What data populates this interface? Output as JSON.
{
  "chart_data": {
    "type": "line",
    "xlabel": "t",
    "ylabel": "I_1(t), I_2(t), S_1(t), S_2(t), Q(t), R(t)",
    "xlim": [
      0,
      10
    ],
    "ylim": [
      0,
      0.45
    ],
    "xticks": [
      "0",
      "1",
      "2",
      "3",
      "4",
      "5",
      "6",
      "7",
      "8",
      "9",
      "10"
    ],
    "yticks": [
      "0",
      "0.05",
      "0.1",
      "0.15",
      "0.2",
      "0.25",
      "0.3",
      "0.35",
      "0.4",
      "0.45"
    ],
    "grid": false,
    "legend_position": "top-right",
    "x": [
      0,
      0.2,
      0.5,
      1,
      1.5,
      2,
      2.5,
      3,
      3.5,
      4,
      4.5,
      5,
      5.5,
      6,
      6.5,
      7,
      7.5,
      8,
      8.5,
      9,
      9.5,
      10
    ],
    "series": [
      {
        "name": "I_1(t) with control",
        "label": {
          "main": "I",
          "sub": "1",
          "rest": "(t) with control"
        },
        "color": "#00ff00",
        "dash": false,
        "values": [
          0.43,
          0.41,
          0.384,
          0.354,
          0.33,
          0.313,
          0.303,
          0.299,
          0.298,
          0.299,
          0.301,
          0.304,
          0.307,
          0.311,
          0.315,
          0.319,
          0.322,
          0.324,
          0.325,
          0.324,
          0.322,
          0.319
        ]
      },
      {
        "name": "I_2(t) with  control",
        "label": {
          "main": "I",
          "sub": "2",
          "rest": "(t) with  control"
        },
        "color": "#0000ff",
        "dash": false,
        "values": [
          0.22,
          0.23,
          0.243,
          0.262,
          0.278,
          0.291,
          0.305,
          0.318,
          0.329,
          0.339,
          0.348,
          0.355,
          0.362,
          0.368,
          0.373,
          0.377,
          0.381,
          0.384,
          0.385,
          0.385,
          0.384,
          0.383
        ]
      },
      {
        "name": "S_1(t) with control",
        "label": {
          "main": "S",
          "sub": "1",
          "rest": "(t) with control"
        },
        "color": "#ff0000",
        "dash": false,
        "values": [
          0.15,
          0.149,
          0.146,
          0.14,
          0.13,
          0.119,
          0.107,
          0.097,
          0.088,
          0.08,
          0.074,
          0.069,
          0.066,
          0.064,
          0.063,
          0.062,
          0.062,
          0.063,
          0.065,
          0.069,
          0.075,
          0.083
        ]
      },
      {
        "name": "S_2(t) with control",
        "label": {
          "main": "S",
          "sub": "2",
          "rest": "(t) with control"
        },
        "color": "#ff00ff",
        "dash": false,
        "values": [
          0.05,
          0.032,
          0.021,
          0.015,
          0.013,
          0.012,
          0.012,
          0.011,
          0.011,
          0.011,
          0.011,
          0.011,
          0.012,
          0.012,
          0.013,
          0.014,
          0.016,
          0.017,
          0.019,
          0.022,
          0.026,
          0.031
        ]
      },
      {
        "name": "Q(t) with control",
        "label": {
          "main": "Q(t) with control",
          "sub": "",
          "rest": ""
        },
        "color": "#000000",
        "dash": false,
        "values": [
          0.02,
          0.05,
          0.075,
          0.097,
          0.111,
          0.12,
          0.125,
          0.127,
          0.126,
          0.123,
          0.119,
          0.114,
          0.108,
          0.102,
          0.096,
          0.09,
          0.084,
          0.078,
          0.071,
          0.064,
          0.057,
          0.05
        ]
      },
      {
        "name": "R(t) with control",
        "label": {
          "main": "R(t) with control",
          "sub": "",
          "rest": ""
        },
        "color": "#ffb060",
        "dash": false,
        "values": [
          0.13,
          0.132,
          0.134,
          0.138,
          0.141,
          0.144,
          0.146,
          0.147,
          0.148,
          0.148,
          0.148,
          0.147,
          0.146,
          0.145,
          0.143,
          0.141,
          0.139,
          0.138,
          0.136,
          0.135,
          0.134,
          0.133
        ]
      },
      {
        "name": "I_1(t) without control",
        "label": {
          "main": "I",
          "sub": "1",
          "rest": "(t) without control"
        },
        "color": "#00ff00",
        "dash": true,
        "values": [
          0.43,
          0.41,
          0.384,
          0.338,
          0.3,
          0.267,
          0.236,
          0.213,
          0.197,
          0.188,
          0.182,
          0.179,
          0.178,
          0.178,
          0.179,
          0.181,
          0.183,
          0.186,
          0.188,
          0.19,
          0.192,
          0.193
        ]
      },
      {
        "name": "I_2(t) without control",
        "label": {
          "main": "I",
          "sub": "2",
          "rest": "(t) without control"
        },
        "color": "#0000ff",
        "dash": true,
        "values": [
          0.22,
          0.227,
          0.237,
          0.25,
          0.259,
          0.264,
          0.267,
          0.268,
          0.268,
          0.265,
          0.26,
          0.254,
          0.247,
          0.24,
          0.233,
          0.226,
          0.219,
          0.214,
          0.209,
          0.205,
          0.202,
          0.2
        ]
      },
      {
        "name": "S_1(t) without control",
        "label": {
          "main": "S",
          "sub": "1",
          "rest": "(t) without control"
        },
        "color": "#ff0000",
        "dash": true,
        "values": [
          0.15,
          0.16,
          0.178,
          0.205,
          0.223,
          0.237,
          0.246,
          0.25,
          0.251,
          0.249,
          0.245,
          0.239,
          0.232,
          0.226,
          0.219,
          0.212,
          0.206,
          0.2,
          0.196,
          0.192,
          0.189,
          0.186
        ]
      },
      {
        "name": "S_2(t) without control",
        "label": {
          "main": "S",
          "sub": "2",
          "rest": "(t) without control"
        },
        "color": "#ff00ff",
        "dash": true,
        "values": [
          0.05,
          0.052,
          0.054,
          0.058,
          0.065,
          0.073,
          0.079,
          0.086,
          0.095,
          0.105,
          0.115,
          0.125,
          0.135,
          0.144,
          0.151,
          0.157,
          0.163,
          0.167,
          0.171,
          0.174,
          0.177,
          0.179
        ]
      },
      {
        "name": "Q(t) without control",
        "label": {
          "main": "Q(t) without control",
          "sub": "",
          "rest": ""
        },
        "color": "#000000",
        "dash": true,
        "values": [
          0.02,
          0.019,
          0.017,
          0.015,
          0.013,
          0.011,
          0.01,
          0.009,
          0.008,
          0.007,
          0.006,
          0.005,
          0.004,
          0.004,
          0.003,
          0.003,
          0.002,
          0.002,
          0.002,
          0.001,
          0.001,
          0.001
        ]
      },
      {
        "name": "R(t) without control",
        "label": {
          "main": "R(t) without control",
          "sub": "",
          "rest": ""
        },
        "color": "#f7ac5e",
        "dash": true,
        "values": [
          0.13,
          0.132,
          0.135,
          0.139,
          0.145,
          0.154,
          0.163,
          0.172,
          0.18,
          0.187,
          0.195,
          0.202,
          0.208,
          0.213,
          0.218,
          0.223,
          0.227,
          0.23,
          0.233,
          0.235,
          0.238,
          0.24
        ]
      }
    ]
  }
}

^^^^

> [WHAT IS REQUIRED]
Copy out the full set of records precisely, leaving nothing out.

> [RESULT]
What data populates this interface? Output as JSON.
{
  "chart_data": {
    "type": "line",
    "xlabel": "t",
    "ylabel": "I_1(t), I_2(t), S_1(t), S_2(t), Q(t), R(t)",
    "xlim": [
      0,
      10
    ],
    "ylim": [
      0,
      0.45
    ],
    "xticks": [
      "0",
      "1",
      "2",
      "3",
      "4",
      "5",
      "6",
      "7",
      "8",
      "9",
      "10"
    ],
    "yticks": [
      "0",
      "0.05",
      "0.1",
      "0.15",
      "0.2",
      "0.25",
      "0.3",
      "0.35",
      "0.4",
      "0.45"
    ],
    "grid": false,
    "legend_position": "top-right",
    "x": [
      0,
      0.2,
      0.5,
      1,
      1.5,
      2,
      2.5,
      3,
      3.5,
      4,
      4.5,
      5,
      5.5,
      6,
      6.5,
      7,
      7.5,
      8,
      8.5,
      9,
      9.5,
      10
    ],
    "series": [
      {
        "name": "I_1(t) with control",
        "label": {
          "main": "I",
          "sub": "1",
          "rest": "(t) with control"
        },
        "color": "#00ff00",
        "dash": false,
        "values": [
          0.43,
          0.41,
          0.384,
          0.354,
          0.33,
          0.313,
          0.303,
          0.299,
          0.298,
          0.299,
          0.301,
          0.304,
          0.307,
          0.311,
          0.315,
          0.319,
          0.322,
          0.324,
          0.325,
          0.324,
          0.322,
          0.319
        ]
      },
      {
        "name": "I_2(t) with  control",
        "label": {
          "main": "I",
          "sub": "2",
          "rest": "(t) with  control"
        },
        "color": "#0000ff",
        "dash": false,
        "values": [
          0.22,
          0.23,
          0.243,
          0.262,
          0.278,
          0.291,
          0.305,
          0.318,
          0.329,
          0.339,
          0.348,
          0.355,
          0.362,
          0.368,
          0.373,
          0.377,
          0.381,
          0.384,
          0.385,
          0.385,
          0.384,
          0.383
        ]
      },
      {
        "name": "S_1(t) with control",
        "label": {
          "main": "S",
          "sub": "1",
          "rest": "(t) with control"
        },
        "color": "#ff0000",
        "dash": false,
        "values": [
          0.15,
          0.149,
          0.146,
          0.14,
          0.13,
          0.119,
          0.107,
          0.097,
          0.088,
          0.08,
          0.074,
          0.069,
          0.066,
          0.064,
          0.063,
          0.062,
          0.062,
          0.063,
          0.065,
          0.069,
          0.075,
          0.083
        ]
      },
      {
        "name": "S_2(t) with control",
        "label": {
          "main": "S",
          "sub": "2",
          "rest": "(t) with control"
        },
        "color": "#ff00ff",
        "dash": false,
        "values": [
          0.05,
          0.032,
          0.021,
          0.015,
          0.013,
          0.012,
          0.012,
          0.011,
          0.011,
          0.011,
          0.011,
          0.011,
          0.012,
          0.012,
          0.013,
          0.014,
          0.016,
          0.017,
          0.019,
          0.022,
          0.026,
          0.031
        ]
      },
      {
        "name": "Q(t) with control",
        "label": {
          "main": "Q(t) with control",
          "sub": "",
          "rest": ""
        },
        "color": "#000000",
        "dash": false,
        "values": [
          0.02,
          0.05,
          0.075,
          0.097,
          0.111,
          0.12,
          0.125,
          0.127,
          0.126,
          0.123,
          0.119,
          0.114,
          0.108,
          0.102,
          0.096,
          0.09,
          0.084,
          0.078,
          0.071,
          0.064,
          0.057,
          0.05
        ]
      },
      {
        "name": "R(t) with control",
        "label": {
          "main": "R(t) with control",
          "sub": "",
          "rest": ""
        },
        "color": "#ffb060",
        "dash": false,
        "values": [
          0.13,
          0.132,
          0.134,
          0.138,
          0.141,
          0.144,
          0.146,
          0.147,
          0.148,
          0.148,
          0.148,
          0.147,
          0.146,
          0.145,
          0.143,
          0.141,
          0.139,
          0.138,
          0.136,
          0.135,
          0.134,
          0.133
        ]
      },
      {
        "name": "I_1(t) without control",
        "label": {
          "main": "I",
          "sub": "1",
          "rest": "(t) without control"
        },
        "color": "#00ff00",
        "dash": true,
        "values": [
          0.43,
          0.41,
          0.384,
          0.338,
          0.3,
          0.267,
          0.236,
          0.213,
          0.197,
          0.188,
          0.182,
          0.179,
          0.178,
          0.178,
          0.179,
          0.181,
          0.183,
          0.186,
          0.188,
          0.19,
          0.192,
          0.193
        ]
      },
      {
        "name": "I_2(t) without control",
        "label": {
          "main": "I",
          "sub": "2",
          "rest": "(t) without control"
        },
        "color": "#0000ff",
        "dash": true,
        "values": [
          0.22,
          0.227,
          0.237,
          0.25,
          0.259,
          0.264,
          0.267,
          0.268,
          0.268,
          0.265,
          0.26,
          0.254,
          0.247,
          0.24,
          0.233,
          0.226,
          0.219,
          0.214,
          0.209,
          0.205,
          0.202,
          0.2
        ]
      },
      {
        "name": "S_1(t) without control",
        "label": {
          "main": "S",
          "sub": "1",
          "rest": "(t) without control"
        },
        "color": "#ff0000",
        "dash": true,
        "values": [
          0.15,
          0.16,
          0.178,
          0.205,
          0.223,
          0.237,
          0.246,
          0.25,
          0.251,
          0.249,
          0.245,
          0.239,
          0.232,
          0.226,
          0.219,
          0.212,
          0.206,
          0.2,
          0.196,
          0.192,
          0.189,
          0.186
        ]
      },
      {
        "name": "S_2(t) without control",
        "label": {
          "main": "S",
          "sub": "2",
          "rest": "(t) without control"
        },
        "color": "#ff00ff",
        "dash": true,
        "values": [
          0.05,
          0.052,
          0.054,
          0.058,
          0.065,
          0.073,
          0.079,
          0.086,
          0.095,
          0.105,
          0.115,
          0.125,
          0.135,
          0.144,
          0.151,
          0.157,
          0.163,
          0.167,
          0.171,
          0.174,
          0.177,
          0.179
        ]
      },
      {
        "name": "Q(t) without control",
        "label": {
          "main": "Q(t) without control",
          "sub": "",
          "rest": ""
        },
        "color": "#000000",
        "dash": true,
        "values": [
          0.02,
          0.019,
          0.017,
          0.015,
          0.013,
          0.011,
          0.01,
          0.009,
          0.008,
          0.007,
          0.006,
          0.005,
          0.004,
          0.004,
          0.003,
          0.003,
          0.002,
          0.002,
          0.002,
          0.001,
          0.001,
          0.001
        ]
      },
      {
        "name": "R(t) without control",
        "label": {
          "main": "R(t) without control",
          "sub": "",
          "rest": ""
        },
        "color": "#f7ac5e",
        "dash": true,
        "values": [
          0.13,
          0.132,
          0.135,
          0.139,
          0.145,
          0.154,
          0.163,
          0.172,
          0.18,
          0.187,
          0.195,
          0.202,
          0.208,
          0.213,
          0.218,
          0.223,
          0.227,
          0.23,
          0.233,
          0.235,
          0.238,
          0.24
        ]
      }
    ]
  }
}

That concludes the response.